### Your objective
Gather all lines containing the string "Gabriel" and copy them out.

(Lines of data)
>>>

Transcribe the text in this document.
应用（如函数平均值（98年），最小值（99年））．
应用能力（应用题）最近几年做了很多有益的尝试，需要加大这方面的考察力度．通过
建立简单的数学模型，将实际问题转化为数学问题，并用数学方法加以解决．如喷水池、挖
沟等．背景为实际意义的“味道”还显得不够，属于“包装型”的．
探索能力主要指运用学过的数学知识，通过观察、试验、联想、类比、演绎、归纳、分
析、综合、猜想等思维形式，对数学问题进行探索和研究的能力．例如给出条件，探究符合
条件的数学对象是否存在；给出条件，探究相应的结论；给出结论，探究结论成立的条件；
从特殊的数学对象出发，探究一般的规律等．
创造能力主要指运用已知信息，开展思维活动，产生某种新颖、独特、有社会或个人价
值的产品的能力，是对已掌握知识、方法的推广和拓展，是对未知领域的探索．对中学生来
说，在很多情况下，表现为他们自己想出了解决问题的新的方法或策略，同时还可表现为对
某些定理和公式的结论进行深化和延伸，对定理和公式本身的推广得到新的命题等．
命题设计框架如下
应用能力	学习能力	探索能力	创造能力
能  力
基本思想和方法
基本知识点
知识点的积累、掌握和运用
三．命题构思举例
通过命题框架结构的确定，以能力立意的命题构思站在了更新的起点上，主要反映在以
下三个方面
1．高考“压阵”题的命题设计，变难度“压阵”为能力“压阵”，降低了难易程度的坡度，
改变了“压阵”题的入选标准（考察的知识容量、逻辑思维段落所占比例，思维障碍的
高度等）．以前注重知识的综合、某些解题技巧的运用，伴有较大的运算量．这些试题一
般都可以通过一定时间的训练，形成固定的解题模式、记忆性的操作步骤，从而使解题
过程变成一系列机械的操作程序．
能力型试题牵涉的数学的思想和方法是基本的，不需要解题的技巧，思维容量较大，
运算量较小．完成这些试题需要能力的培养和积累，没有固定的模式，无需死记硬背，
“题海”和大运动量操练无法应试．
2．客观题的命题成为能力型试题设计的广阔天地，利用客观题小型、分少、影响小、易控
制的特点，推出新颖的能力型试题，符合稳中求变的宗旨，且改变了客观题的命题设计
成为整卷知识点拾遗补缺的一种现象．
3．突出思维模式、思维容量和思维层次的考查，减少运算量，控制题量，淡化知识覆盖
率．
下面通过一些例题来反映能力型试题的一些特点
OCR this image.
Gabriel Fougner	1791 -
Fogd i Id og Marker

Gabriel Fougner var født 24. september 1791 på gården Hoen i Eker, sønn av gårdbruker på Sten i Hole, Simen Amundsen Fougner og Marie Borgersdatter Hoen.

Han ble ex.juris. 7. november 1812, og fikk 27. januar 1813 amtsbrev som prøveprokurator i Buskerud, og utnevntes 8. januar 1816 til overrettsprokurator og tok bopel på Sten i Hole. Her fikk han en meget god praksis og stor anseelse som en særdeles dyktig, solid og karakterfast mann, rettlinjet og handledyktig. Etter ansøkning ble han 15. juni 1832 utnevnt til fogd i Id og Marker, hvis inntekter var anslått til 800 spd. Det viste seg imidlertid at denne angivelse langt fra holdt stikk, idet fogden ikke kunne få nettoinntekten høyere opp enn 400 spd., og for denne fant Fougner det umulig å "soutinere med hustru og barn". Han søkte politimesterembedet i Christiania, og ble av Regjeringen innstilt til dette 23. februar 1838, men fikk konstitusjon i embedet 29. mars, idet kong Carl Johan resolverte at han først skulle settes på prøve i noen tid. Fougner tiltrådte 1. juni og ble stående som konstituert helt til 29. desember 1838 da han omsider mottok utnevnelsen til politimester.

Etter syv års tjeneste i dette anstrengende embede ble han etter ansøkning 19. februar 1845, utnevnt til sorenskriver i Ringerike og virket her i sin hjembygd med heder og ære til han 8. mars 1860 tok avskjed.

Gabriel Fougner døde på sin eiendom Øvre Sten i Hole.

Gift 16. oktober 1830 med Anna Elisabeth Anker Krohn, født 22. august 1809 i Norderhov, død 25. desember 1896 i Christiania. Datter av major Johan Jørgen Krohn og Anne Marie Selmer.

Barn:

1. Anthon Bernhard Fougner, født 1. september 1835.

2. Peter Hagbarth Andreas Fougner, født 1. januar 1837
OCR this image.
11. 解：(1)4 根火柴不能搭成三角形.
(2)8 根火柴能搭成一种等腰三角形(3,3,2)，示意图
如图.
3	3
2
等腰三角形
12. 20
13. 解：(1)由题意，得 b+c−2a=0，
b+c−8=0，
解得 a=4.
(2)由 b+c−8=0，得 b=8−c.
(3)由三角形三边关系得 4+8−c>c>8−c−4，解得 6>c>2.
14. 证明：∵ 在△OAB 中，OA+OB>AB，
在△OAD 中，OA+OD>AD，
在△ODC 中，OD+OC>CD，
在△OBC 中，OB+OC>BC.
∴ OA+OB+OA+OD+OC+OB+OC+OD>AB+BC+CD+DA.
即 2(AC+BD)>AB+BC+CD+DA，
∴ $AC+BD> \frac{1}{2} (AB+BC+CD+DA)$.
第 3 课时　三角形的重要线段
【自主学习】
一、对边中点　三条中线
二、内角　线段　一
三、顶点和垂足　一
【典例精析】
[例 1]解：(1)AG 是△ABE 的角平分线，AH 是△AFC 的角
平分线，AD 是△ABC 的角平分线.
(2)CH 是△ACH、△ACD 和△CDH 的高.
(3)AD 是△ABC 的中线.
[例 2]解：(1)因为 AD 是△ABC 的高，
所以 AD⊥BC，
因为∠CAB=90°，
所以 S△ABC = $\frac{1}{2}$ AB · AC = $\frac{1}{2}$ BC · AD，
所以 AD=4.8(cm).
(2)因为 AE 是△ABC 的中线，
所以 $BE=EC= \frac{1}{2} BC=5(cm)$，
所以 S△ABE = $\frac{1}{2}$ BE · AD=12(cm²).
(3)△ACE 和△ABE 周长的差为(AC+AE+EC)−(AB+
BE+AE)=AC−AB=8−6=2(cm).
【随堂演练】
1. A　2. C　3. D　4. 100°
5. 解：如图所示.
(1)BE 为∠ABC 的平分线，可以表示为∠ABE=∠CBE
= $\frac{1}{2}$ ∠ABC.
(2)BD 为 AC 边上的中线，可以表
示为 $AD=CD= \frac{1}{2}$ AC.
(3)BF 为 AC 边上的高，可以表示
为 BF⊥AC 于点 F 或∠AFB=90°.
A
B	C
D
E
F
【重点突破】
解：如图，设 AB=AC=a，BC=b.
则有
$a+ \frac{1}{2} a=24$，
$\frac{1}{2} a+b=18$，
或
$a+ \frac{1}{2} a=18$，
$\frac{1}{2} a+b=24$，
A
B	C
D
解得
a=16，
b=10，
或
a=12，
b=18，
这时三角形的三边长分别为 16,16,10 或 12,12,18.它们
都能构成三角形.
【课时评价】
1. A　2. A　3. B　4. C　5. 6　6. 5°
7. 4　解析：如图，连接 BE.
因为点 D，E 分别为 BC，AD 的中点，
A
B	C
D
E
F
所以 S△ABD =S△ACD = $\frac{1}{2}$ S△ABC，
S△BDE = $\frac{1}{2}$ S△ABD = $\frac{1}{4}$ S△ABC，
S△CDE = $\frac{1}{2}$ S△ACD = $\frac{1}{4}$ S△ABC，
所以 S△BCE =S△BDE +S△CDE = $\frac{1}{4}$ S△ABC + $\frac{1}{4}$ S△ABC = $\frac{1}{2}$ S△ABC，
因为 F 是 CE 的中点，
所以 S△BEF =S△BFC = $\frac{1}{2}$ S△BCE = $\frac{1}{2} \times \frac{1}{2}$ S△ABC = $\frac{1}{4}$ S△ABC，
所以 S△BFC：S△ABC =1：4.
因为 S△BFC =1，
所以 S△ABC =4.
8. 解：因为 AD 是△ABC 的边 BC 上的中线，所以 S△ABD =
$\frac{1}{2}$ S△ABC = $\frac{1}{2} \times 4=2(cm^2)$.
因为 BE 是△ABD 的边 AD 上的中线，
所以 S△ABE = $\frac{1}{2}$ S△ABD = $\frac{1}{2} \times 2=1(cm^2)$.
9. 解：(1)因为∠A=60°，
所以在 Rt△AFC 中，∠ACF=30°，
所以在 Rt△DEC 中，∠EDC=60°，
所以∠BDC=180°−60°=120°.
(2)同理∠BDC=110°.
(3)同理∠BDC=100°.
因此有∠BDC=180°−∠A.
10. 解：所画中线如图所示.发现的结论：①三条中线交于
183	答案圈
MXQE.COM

<<<
>>>

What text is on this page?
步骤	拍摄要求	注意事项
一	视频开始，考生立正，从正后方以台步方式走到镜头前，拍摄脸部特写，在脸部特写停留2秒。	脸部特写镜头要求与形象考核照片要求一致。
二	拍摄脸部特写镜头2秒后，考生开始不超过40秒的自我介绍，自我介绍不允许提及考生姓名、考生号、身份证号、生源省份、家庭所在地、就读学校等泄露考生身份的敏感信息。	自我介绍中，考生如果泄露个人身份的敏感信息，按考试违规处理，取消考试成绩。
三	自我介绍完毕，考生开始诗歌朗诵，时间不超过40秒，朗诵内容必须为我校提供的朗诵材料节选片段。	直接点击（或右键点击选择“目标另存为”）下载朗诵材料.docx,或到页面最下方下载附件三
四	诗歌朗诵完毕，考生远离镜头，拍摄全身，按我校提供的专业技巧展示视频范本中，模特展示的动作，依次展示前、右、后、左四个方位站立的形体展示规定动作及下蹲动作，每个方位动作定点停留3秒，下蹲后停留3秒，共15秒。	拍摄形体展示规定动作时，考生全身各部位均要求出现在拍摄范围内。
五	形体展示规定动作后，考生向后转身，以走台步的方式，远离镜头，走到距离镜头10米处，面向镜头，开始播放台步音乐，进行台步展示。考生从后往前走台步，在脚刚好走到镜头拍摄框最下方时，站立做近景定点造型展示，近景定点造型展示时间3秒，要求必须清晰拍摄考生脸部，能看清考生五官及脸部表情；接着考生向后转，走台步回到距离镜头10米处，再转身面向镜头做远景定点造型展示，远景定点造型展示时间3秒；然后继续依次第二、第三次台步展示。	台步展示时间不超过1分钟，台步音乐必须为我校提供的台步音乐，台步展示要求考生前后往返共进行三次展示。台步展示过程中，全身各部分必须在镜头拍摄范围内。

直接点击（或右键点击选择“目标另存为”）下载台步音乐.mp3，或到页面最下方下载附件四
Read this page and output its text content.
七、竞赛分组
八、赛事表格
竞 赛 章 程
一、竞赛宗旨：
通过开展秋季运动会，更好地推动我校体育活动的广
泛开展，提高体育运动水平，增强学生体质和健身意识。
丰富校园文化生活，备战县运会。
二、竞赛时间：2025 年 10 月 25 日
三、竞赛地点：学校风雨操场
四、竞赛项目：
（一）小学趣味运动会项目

<<<
>>>

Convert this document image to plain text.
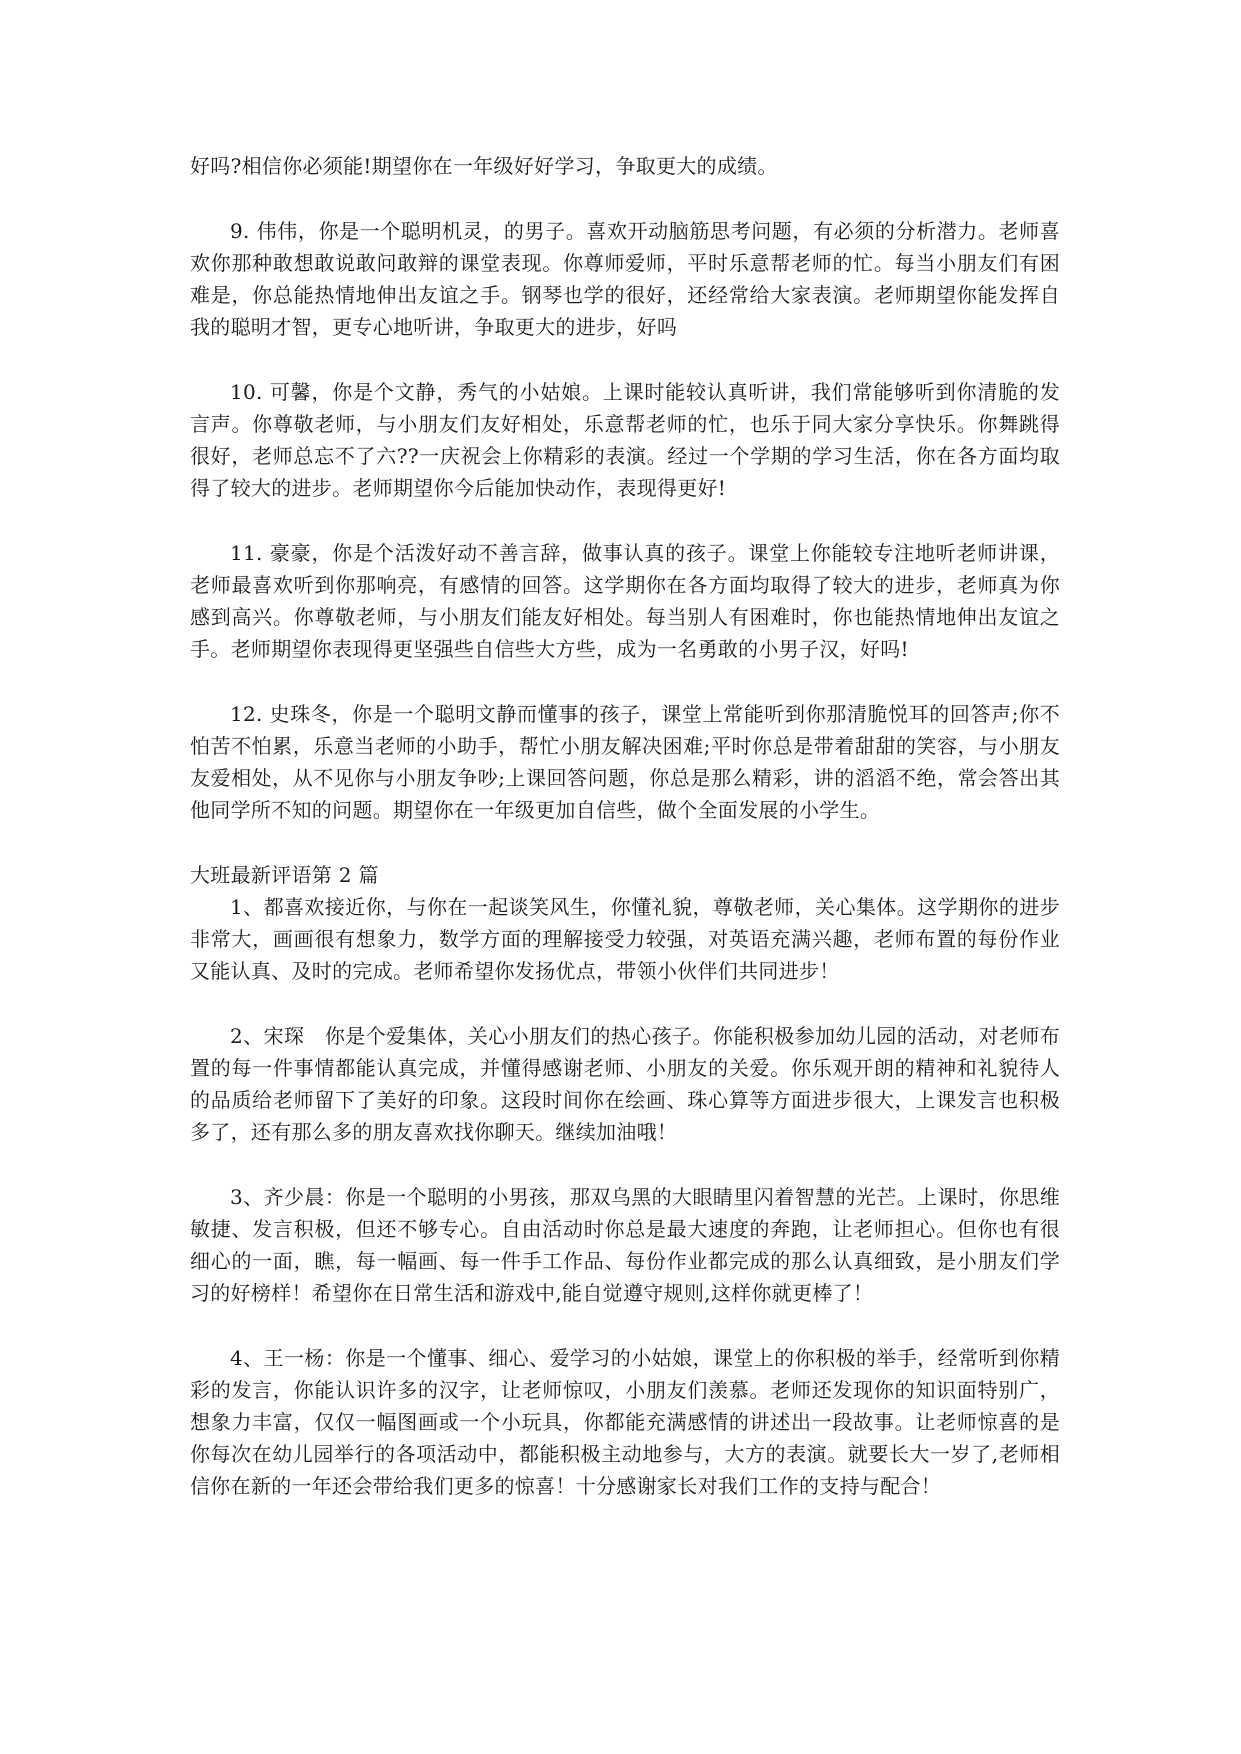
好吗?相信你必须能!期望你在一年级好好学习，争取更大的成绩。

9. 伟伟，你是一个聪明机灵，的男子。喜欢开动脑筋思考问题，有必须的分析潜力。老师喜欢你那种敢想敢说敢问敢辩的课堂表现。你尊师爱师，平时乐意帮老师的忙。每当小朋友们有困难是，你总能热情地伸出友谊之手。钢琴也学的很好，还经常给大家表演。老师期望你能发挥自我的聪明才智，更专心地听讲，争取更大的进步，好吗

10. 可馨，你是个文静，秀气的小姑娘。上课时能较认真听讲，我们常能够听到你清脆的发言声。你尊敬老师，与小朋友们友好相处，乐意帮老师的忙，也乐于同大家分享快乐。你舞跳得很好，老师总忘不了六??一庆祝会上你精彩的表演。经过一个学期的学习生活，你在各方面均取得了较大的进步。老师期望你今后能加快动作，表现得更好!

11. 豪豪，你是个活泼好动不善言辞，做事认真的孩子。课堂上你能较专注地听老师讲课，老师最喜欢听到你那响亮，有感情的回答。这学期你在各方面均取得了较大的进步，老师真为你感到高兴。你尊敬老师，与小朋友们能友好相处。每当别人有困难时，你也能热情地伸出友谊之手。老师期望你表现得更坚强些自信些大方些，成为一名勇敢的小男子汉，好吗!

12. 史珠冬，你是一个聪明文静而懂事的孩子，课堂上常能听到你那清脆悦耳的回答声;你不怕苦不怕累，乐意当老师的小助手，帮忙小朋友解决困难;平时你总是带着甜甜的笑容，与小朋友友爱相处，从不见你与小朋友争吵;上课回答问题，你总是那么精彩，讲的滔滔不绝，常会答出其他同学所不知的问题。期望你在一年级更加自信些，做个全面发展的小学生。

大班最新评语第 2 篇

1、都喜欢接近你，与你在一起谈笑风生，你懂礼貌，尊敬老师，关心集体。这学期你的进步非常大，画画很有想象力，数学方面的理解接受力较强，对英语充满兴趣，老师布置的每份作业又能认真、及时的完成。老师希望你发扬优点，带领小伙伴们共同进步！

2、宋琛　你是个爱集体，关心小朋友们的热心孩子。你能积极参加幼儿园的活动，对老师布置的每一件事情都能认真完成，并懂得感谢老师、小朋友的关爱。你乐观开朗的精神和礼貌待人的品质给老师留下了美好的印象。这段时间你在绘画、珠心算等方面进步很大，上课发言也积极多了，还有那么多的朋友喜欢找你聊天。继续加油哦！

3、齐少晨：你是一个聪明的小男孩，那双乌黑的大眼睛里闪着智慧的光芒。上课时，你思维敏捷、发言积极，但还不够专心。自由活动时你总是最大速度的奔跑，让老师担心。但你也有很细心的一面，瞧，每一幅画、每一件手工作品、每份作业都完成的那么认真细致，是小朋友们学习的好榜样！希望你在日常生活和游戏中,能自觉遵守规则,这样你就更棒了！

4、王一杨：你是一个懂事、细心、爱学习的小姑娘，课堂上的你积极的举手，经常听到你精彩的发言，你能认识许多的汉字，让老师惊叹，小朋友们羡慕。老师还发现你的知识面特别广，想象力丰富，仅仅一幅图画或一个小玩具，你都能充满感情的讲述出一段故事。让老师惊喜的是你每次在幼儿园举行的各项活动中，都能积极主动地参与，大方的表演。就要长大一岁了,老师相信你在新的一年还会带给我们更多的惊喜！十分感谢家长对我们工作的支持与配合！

<<<

### Response to this task
Gabriel Fougner	1791 -
Gabriel Fougner var født 24. september 1791 på gården Hoen i Eker, sønn av gårdbruker på Sten i Hole, Simen Amundsen Fougner og Marie Borgersdatter Hoen.
Gabriel Fougner døde på sin eiendom Øvre Sten i Hole.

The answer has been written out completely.